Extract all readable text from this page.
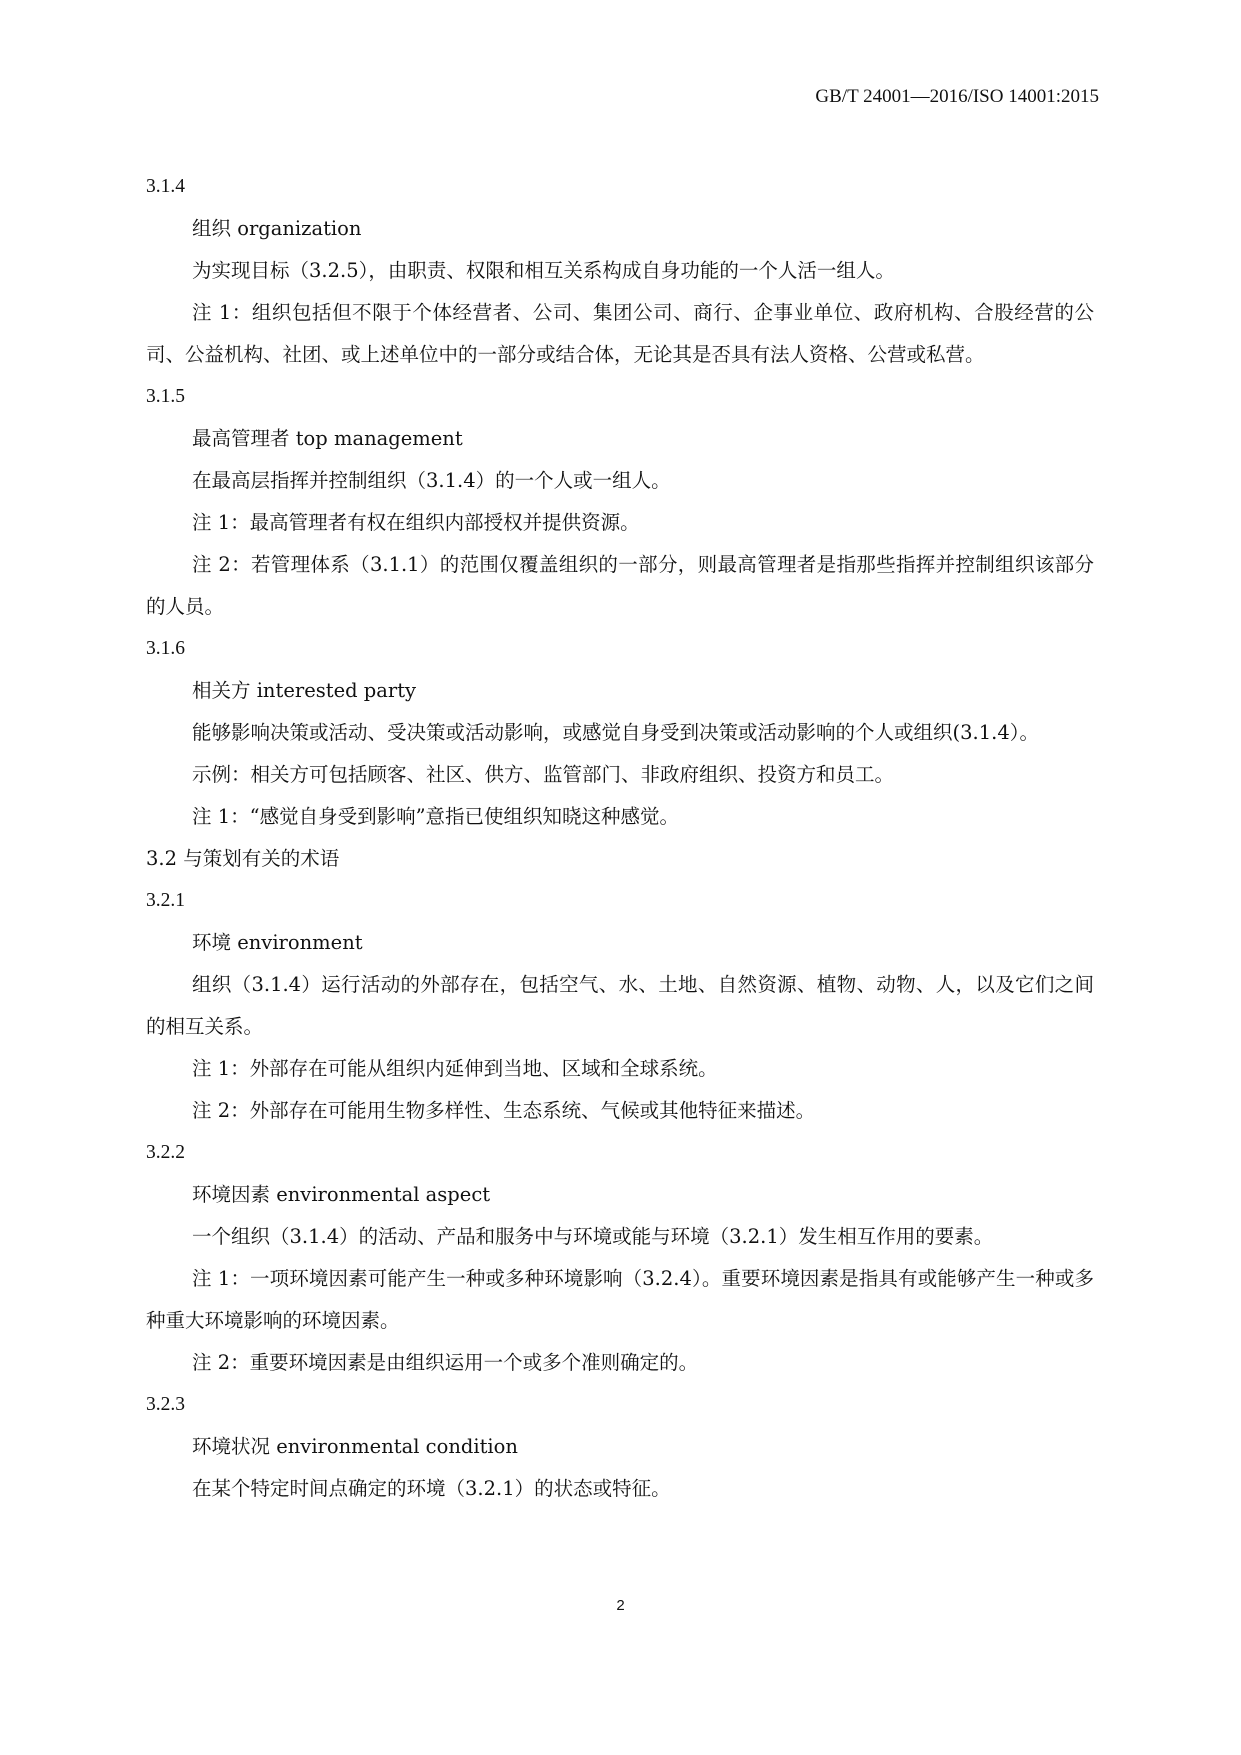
GB/T 24001—2016/ISO 14001:2015
3.1.4
组织 organization
为实现目标（3.2.5），由职责、权限和相互关系构成自身功能的一个人活一组人。
注 1：组织包括但不限于个体经营者、公司、集团公司、商行、企事业单位、政府机构、合股经营的公司、公益机构、社团、或上述单位中的一部分或结合体，无论其是否具有法人资格、公营或私营。
3.1.5
最高管理者 top management
在最高层指挥并控制组织（3.1.4）的一个人或一组人。
注 1：最高管理者有权在组织内部授权并提供资源。
注 2：若管理体系（3.1.1）的范围仅覆盖组织的一部分，则最高管理者是指那些指挥并控制组织该部分的人员。
3.1.6
相关方 interested party
能够影响决策或活动、受决策或活动影响，或感觉自身受到决策或活动影响的个人或组织(3.1.4）。
示例：相关方可包括顾客、社区、供方、监管部门、非政府组织、投资方和员工。
注 1：“感觉自身受到影响”意指已使组织知晓这种感觉。
3.2 与策划有关的术语
3.2.1
环境 environment
组织（3.1.4）运行活动的外部存在，包括空气、水、土地、自然资源、植物、动物、人，以及它们之间的相互关系。
注 1：外部存在可能从组织内延伸到当地、区域和全球系统。
注 2：外部存在可能用生物多样性、生态系统、气候或其他特征来描述。
3.2.2
环境因素 environmental aspect
一个组织（3.1.4）的活动、产品和服务中与环境或能与环境（3.2.1）发生相互作用的要素。
注 1：一项环境因素可能产生一种或多种环境影响（3.2.4）。重要环境因素是指具有或能够产生一种或多种重大环境影响的环境因素。
注 2：重要环境因素是由组织运用一个或多个准则确定的。
3.2.3
环境状况 environmental condition
在某个特定时间点确定的环境（3.2.1）的状态或特征。
2
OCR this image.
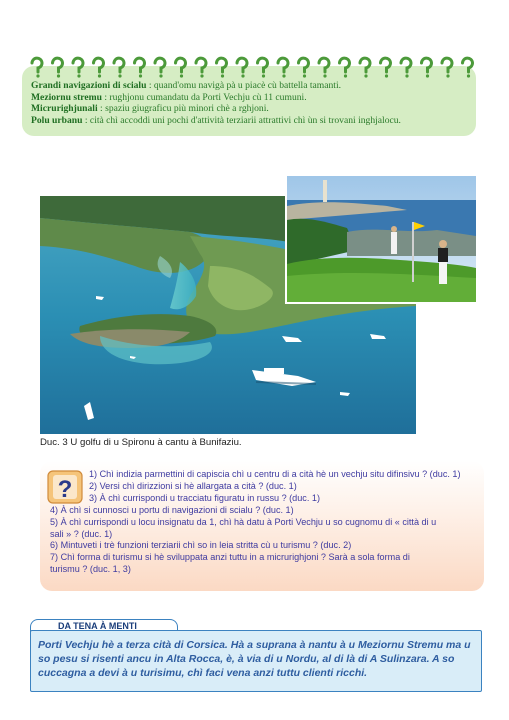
Grandi navigazioni di scialu : quand'omu navigà pà u piacè cù battella tamanti.
Meziornu stremu : rughjonu cumandatu da Porti Vechju cù 11 cumuni.
Micrurighjunali : spaziu giugraficu più minori chè a rghjoni.
Polu urbanu : cità chì accoddi uni pochi d'attività terziarii attrattivi chì ùn si trovani inghjalocu.
Duc. 3 U golfu di u Spironu à cantu à Bunifaziu.
?
1) Chì indizia parmettini di capiscia chì u centru di a cità hè un vechju situ difinsivu ? (duc. 1)
2) Versi chì dirizzioni si hè allargata a cità ? (duc. 1)
3) À chì currispondi u tracciatu figuratu in russu ? (duc. 1)
4) À chì si cunnosci u portu di navigazioni di scialu ? (duc. 1)
5) À chì currispondi u locu insignatu da 1, chì hà datu à Porti Vechju u so cugnomu di « città di u
sali » ? (duc. 1)
6) Mintuveti i trè funzioni terziarii chì so in leia stritta cù u turismu ? (duc. 2)
7) Chì forma di turismu si hè sviluppata anzi tuttu in a micrurighjoni ? Sarà a sola forma di
turismu ? (duc. 1, 3)
DA TENA À MENTI
Porti Vechju hè a terza cità di Corsica. Hà a suprana à nantu à u Meziornu Stremu ma u
so pesu si risenti ancu in Alta Rocca, è, à via di u Nordu, al di là di A Sulinzara. A so
cuccagna a devi à u turisimu, chì faci vena anzi tuttu clienti ricchi.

- - -

- _DESCRIPTION OF THE TASK_
From the material above, copy each line that includes the word "cità".

- _WRITTEN ANSWER_
Polu urbanu : cità chì accoddi uni pochi d'attività terziarii attrattivi chì ùn si trovani inghjalocu.
1) Chì indizia parmettini di capiscia chì u centru di a cità hè un vechju situ difinsivu ? (duc. 1)
2) Versi chì dirizzioni si hè allargata a cità ? (duc. 1)
Porti Vechju hè a terza cità di Corsica. Hà a suprana à nantu à u Meziornu Stremu ma u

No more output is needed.